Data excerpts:
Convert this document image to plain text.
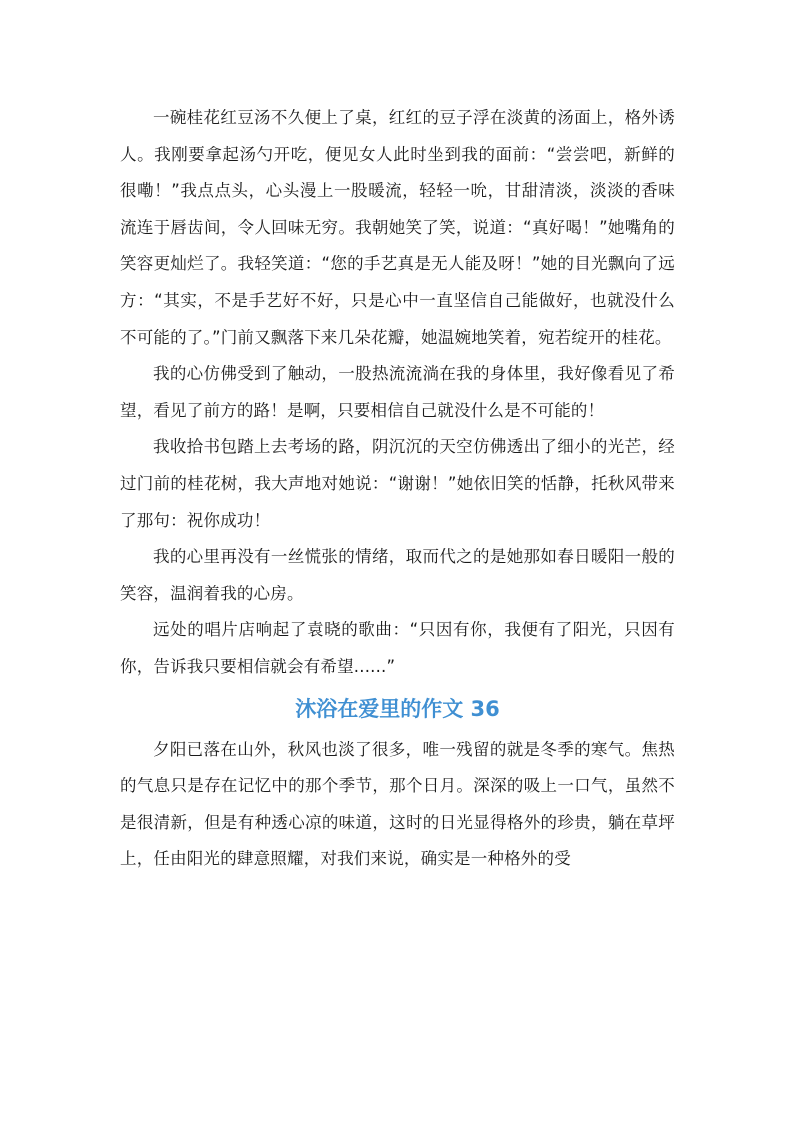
一碗桂花红豆汤不久便上了桌，红红的豆子浮在淡黄的汤面上，格外诱人。我刚要拿起汤勺开吃，便见女人此时坐到我的面前：“尝尝吧，新鲜的很嘞！”我点点头，心头漫上一股暖流，轻轻一吮，甘甜清淡，淡淡的香味流连于唇齿间，令人回味无穷。我朝她笑了笑，说道：“真好喝！”她嘴角的笑容更灿烂了。我轻笑道：“您的手艺真是无人能及呀！”她的目光飘向了远方：“其实，不是手艺好不好，只是心中一直坚信自己能做好，也就没什么不可能的了。”门前又飘落下来几朵花瓣，她温婉地笑着，宛若绽开的桂花。

我的心仿佛受到了触动，一股热流流淌在我的身体里，我好像看见了希望，看见了前方的路！是啊，只要相信自己就没什么是不可能的！

我收拾书包踏上去考场的路，阴沉沉的天空仿佛透出了细小的光芒，经过门前的桂花树，我大声地对她说：“谢谢！”她依旧笑的恬静，托秋风带来了那句：祝你成功！

我的心里再没有一丝慌张的情绪，取而代之的是她那如春日暖阳一般的笑容，温润着我的心房。

远处的唱片店响起了袁晓的歌曲：“只因有你，我便有了阳光，只因有你，告诉我只要相信就会有希望......”

沐浴在爱里的作文 36

夕阳已落在山外，秋风也淡了很多，唯一残留的就是冬季的寒气。焦热的气息只是存在记忆中的那个季节，那个日月。深深的吸上一口气，虽然不是很清新，但是有种透心凉的味道，这时的日光显得格外的珍贵，躺在草坪上，任由阳光的肆意照耀，对我们来说，确实是一种格外的受
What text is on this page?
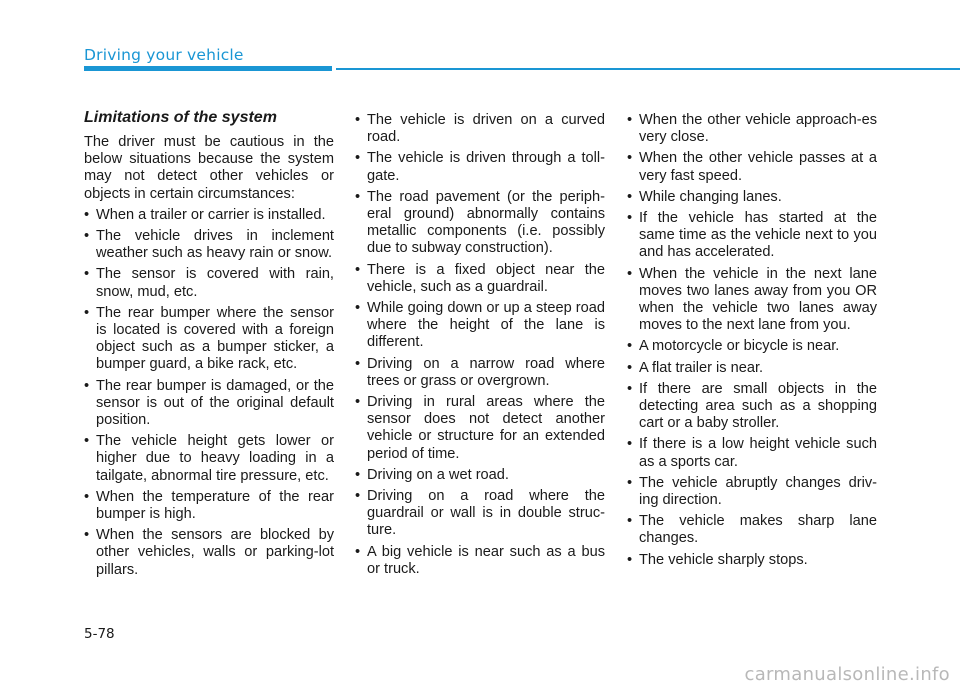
Driving your vehicle
Limitations of the system
The driver must be cautious in the below situations because the system may not detect other vehicles or objects in certain circumstances:
• When a trailer or carrier is installed.
• The vehicle drives in inclement weather such as heavy rain or snow.
• The sensor is covered with rain, snow, mud, etc.
• The rear bumper where the sensor is located is covered with a foreign object such as a bumper sticker, a bumper guard, a bike rack, etc.
• The rear bumper is damaged, or the sensor is out of the original default position.
• The vehicle height gets lower or higher due to heavy loading in a tailgate, abnormal tire pressure, etc.
• When the temperature of the rear bumper is high.
• When the sensors are blocked by other vehicles, walls or parking-lot pillars.
• The vehicle is driven on a curved road.
• The vehicle is driven through a toll-gate.
• The road pavement (or the periph-eral ground) abnormally contains metallic components (i.e. possibly due to subway construction).
• There is a fixed object near the vehicle, such as a guardrail.
• While going down or up a steep road where the height of the lane is different.
• Driving on a narrow road where trees or grass or overgrown.
• Driving in rural areas where the sensor does not detect another vehicle or structure for an extended period of time.
• Driving on a wet road.
• Driving on a road where the guardrail or wall is in double struc-ture.
• A big vehicle is near such as a bus or truck.
• When the other vehicle approach-es very close.
• When the other vehicle passes at a very fast speed.
• While changing lanes.
• If the vehicle has started at the same time as the vehicle next to you and has accelerated.
• When the vehicle in the next lane moves two lanes away from you OR when the vehicle two lanes away moves to the next lane from you.
• A motorcycle or bicycle is near.
• A flat trailer is near.
• If there are small objects in the detecting area such as a shopping cart or a baby stroller.
• If there is a low height vehicle such as a sports car.
• The vehicle abruptly changes driv-ing direction.
• The vehicle makes sharp lane changes.
• The vehicle sharply stops.
5-78
carmanualsonline.info
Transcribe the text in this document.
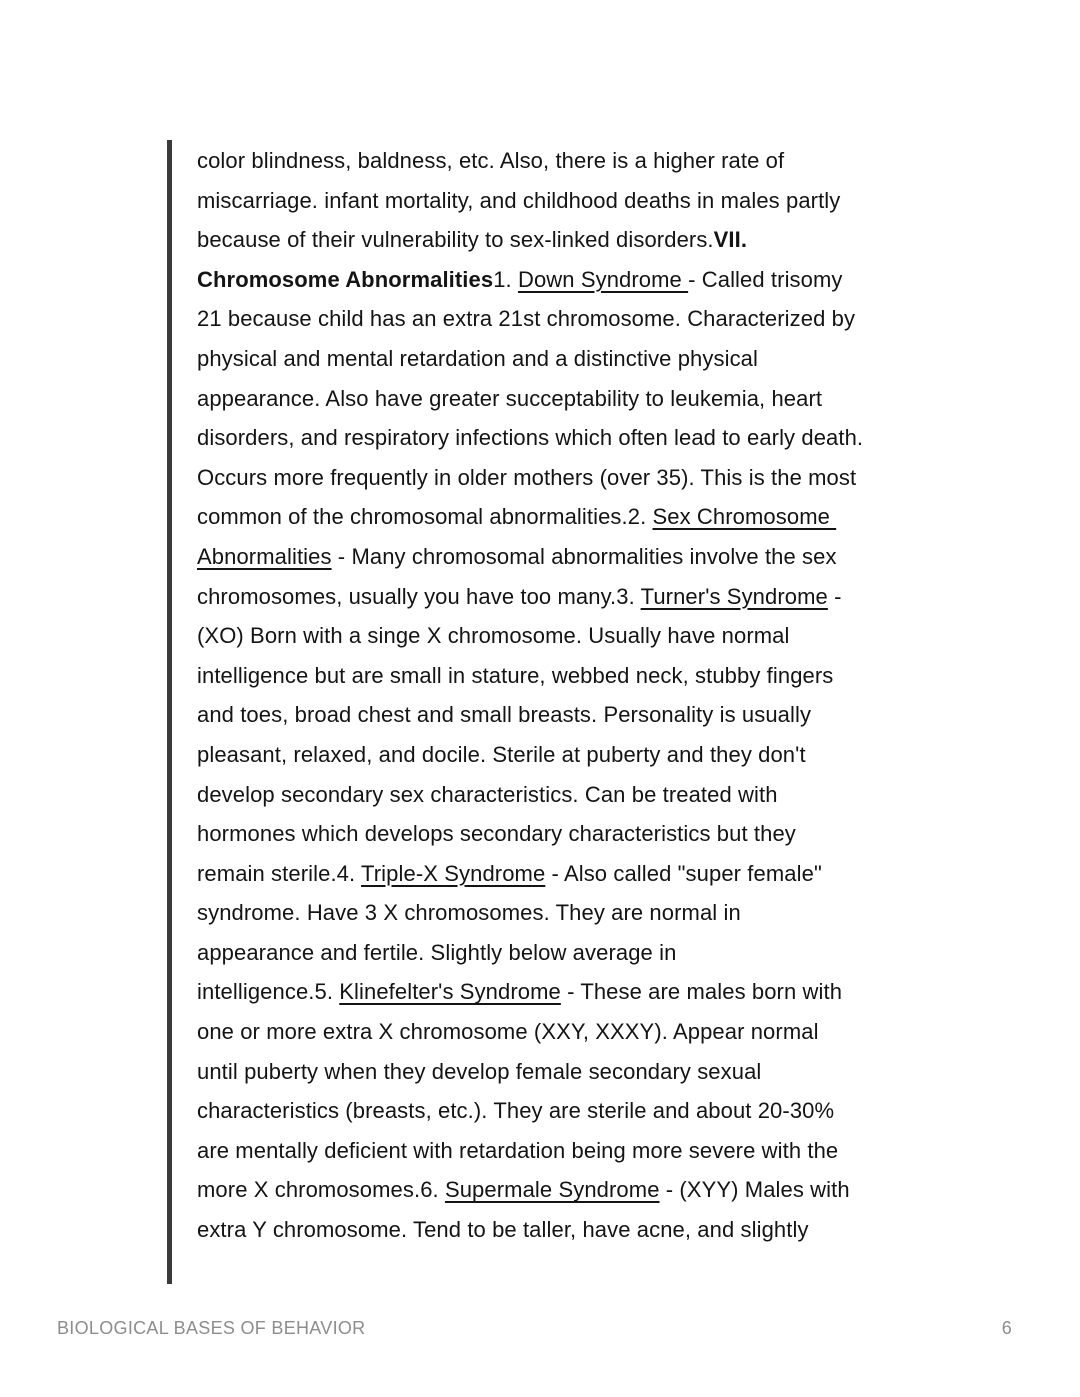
color blindness, baldness, etc. Also, there is a higher rate of
miscarriage. infant mortality, and childhood deaths in males partly
because of their vulnerability to sex-linked disorders.VII.
Chromosome Abnormalities1. Down Syndrome - Called trisomy
21 because child has an extra 21st chromosome. Characterized by
physical and mental retardation and a distinctive physical
appearance. Also have greater succeptability to leukemia, heart
disorders, and respiratory infections which often lead to early death.
Occurs more frequently in older mothers (over 35). This is the most
common of the chromosomal abnormalities.2. Sex Chromosome
Abnormalities - Many chromosomal abnormalities involve the sex
chromosomes, usually you have too many.3. Turner's Syndrome -
(XO) Born with a singe X chromosome. Usually have normal
intelligence but are small in stature, webbed neck, stubby fingers
and toes, broad chest and small breasts. Personality is usually
pleasant, relaxed, and docile. Sterile at puberty and they don't
develop secondary sex characteristics. Can be treated with
hormones which develops secondary characteristics but they
remain sterile.4. Triple-X Syndrome - Also called "super female"
syndrome. Have 3 X chromosomes. They are normal in
appearance and fertile. Slightly below average in
intelligence.5. Klinefelter's Syndrome - These are males born with
one or more extra X chromosome (XXY, XXXY). Appear normal
until puberty when they develop female secondary sexual
characteristics (breasts, etc.). They are sterile and about 20-30%
are mentally deficient with retardation being more severe with the
more X chromosomes.6. Supermale Syndrome - (XYY) Males with
extra Y chromosome. Tend to be taller, have acne, and slightly
BIOLOGICAL BASES OF BEHAVIOR	6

### Stated exercise
Find the word "intelligence" and list each line it appears in.

### Response to the exercise
intelligence but are small in stature, webbed neck, stubby fingers
intelligence.5. Klinefelter's Syndrome - These are males born with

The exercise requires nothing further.